# Written instruction
Return everything in the data from the line containing "Give me the" down to the line containing "header-birth-range: 生年範囲 [375, 361, 549, 394]", both lines included, and copy each line without changes. Leave the pictures out of your answer.

## BEGIN Data for this exercise

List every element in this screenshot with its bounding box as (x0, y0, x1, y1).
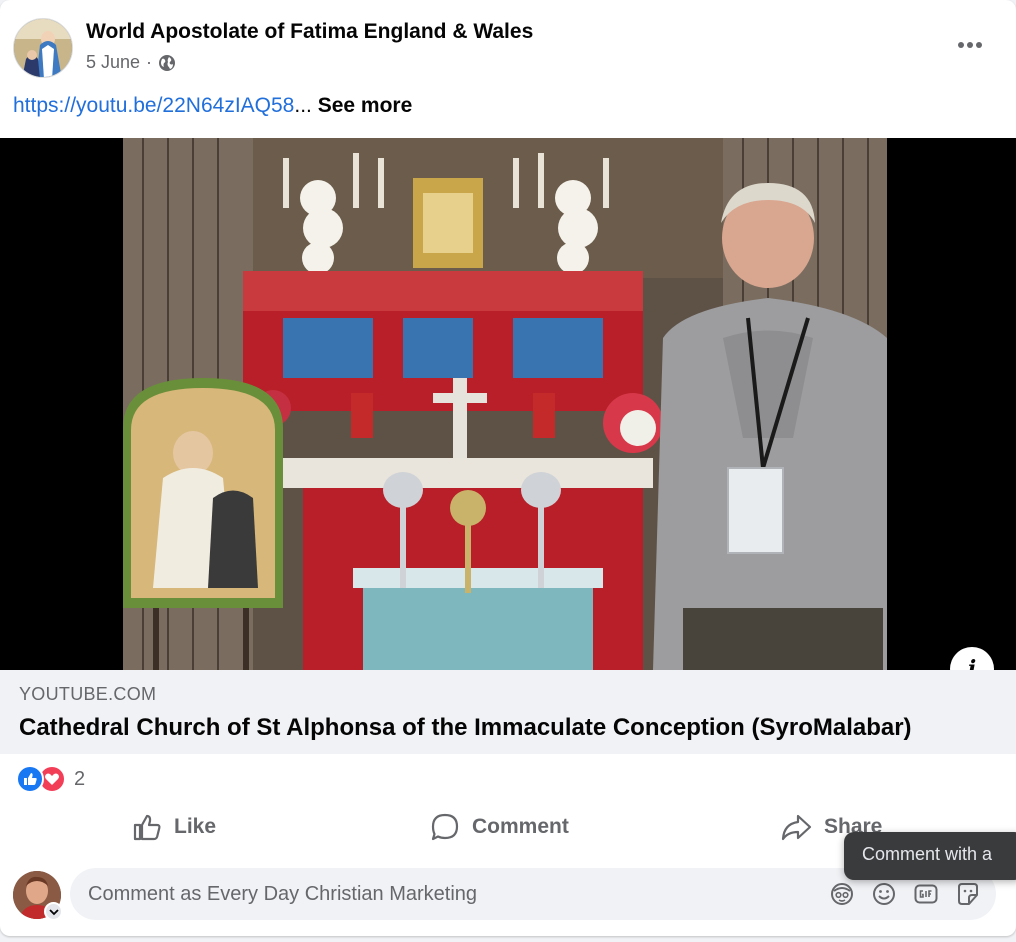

## END Data for this exercise
## BEGIN Data for this exercise

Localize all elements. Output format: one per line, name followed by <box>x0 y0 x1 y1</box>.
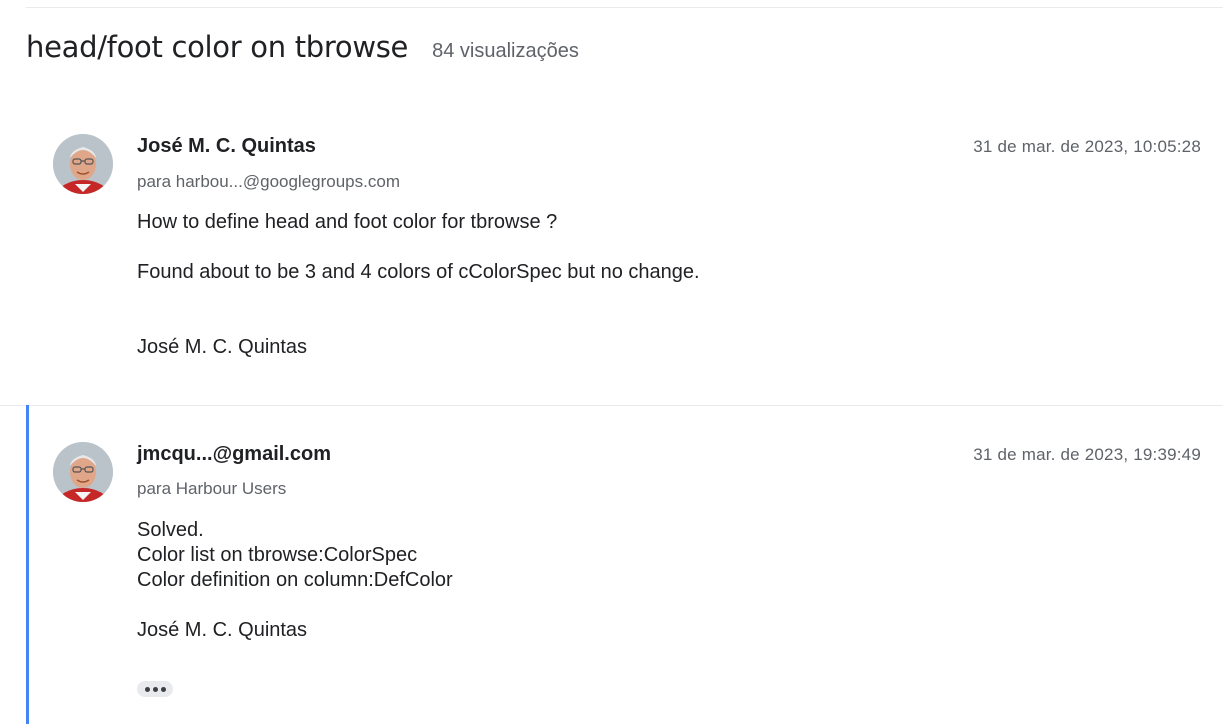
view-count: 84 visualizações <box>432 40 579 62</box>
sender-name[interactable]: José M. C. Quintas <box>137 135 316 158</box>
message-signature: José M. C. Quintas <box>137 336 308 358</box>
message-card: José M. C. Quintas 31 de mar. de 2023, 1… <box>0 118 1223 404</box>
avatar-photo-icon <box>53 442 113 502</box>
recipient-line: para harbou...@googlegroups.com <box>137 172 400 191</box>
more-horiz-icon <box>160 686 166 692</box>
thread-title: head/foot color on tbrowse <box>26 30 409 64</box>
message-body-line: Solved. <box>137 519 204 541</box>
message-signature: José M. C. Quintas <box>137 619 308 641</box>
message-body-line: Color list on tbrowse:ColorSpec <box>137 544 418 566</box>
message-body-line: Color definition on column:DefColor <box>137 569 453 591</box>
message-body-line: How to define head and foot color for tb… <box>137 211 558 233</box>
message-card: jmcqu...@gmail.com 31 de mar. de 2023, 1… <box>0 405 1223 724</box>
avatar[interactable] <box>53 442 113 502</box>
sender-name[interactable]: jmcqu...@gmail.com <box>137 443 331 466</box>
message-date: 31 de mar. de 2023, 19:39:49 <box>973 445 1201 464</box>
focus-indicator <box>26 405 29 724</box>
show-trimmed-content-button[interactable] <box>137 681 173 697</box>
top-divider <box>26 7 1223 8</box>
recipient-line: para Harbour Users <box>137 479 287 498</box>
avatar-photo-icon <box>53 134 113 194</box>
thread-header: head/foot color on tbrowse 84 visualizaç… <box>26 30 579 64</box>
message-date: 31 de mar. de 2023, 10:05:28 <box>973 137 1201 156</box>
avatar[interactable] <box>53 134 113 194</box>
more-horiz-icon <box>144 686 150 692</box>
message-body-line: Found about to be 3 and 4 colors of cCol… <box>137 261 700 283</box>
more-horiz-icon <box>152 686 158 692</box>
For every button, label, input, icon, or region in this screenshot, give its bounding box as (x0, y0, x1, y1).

## END Data for this exercise
## BEGIN Data for this exercise

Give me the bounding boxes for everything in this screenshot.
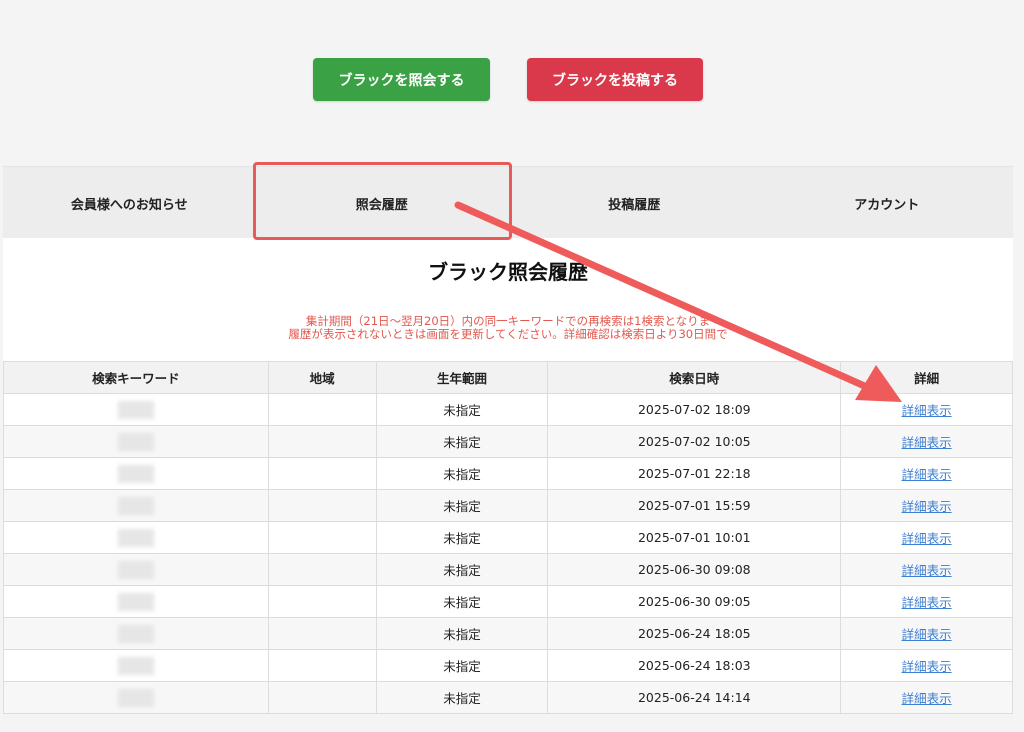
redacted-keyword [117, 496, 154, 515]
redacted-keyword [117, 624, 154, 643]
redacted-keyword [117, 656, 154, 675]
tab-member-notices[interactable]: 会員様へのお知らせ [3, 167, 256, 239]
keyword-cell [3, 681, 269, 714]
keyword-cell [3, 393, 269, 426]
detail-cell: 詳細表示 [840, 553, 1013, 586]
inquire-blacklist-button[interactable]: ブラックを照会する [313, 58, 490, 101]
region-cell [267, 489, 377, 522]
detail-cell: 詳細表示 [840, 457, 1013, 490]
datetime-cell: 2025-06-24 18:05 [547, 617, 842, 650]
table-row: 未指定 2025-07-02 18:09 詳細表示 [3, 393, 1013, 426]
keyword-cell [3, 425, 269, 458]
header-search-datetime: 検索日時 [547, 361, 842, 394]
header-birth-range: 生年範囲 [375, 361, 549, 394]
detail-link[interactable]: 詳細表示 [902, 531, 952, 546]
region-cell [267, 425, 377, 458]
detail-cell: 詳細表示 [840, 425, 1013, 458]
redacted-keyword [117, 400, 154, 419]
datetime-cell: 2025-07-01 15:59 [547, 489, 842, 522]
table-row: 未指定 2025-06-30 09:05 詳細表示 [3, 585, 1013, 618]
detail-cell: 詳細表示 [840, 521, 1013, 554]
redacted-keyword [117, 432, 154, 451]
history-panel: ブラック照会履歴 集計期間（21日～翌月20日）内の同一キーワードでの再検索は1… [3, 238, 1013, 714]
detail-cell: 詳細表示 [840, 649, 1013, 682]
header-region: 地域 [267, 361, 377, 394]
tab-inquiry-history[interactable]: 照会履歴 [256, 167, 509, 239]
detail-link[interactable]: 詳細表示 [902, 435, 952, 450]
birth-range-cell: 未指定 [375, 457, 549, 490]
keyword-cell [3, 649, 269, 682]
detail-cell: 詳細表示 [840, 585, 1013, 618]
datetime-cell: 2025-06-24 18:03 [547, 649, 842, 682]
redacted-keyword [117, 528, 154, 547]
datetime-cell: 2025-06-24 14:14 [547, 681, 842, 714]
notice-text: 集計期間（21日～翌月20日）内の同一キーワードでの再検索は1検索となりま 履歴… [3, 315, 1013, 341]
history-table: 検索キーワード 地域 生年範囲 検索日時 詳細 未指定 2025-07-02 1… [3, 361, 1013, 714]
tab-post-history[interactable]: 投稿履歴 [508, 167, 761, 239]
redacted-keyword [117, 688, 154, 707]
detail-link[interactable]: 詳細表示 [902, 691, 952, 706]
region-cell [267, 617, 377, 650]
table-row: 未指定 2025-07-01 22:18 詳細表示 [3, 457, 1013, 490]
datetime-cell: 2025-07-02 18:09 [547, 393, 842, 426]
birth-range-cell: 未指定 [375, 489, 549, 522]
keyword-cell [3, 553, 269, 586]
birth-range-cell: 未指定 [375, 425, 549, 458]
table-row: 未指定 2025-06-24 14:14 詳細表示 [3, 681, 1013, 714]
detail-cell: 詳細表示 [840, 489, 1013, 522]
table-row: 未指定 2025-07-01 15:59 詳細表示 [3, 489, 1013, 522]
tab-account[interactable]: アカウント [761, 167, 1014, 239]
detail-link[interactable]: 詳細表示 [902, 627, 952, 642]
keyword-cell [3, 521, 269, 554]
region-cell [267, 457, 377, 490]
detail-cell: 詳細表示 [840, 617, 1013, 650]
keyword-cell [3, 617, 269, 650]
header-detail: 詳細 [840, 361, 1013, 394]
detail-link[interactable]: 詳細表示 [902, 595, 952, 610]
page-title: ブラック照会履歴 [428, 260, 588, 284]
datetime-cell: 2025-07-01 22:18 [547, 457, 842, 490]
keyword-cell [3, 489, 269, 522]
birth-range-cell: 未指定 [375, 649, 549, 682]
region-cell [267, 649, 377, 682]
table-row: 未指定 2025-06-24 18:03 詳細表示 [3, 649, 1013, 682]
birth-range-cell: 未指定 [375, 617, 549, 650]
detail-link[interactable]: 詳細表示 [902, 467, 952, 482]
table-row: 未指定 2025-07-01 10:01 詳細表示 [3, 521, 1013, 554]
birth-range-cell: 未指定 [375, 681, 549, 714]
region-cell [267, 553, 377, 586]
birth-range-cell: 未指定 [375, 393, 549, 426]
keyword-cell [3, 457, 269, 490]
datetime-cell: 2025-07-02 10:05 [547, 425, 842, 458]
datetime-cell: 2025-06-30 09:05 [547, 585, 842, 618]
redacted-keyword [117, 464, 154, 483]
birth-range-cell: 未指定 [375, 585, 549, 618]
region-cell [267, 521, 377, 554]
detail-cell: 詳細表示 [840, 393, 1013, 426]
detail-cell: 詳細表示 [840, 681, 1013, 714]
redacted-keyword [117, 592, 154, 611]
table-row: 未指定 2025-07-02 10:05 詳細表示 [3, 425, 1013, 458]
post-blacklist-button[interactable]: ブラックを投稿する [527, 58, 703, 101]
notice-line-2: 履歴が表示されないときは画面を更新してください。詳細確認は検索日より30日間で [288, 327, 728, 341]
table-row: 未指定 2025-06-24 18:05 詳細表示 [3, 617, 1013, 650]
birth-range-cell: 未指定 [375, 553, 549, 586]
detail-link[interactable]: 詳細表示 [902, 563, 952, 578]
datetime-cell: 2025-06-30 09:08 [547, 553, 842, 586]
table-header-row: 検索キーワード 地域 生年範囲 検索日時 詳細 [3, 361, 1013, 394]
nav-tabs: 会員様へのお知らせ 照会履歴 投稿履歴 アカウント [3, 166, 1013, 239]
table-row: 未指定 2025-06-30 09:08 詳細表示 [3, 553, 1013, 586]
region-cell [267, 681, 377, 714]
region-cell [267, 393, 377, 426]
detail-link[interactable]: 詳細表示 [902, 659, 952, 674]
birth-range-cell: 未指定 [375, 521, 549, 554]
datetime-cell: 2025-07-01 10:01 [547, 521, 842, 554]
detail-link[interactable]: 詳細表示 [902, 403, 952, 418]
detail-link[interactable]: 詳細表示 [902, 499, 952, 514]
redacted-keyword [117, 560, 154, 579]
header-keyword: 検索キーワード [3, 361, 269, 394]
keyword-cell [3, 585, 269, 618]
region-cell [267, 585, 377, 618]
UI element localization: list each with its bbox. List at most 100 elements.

## END Data for this exercise

# Result for this exercise
Give me the bounding boxes for everything in this screenshot.
redacted-keyword [117, 496, 154, 515]
redacted-keyword [117, 624, 154, 643]
redacted-keyword [117, 656, 154, 675]
tab-member-notices[interactable]: 会員様へのお知らせ [3, 167, 256, 239]
keyword-cell [3, 681, 269, 714]
keyword-cell [3, 393, 269, 426]
detail-cell: 詳細表示 [840, 553, 1013, 586]
inquire-blacklist-button[interactable]: ブラックを照会する [313, 58, 490, 101]
region-cell [267, 489, 377, 522]
detail-cell: 詳細表示 [840, 457, 1013, 490]
datetime-cell: 2025-06-24 18:05 [547, 617, 842, 650]
table-row: 未指定 2025-07-02 18:09 詳細表示 [3, 393, 1013, 426]
keyword-cell [3, 425, 269, 458]
header-search-datetime: 検索日時 [547, 361, 842, 394]
header-birth-range: 生年範囲 [375, 361, 549, 394]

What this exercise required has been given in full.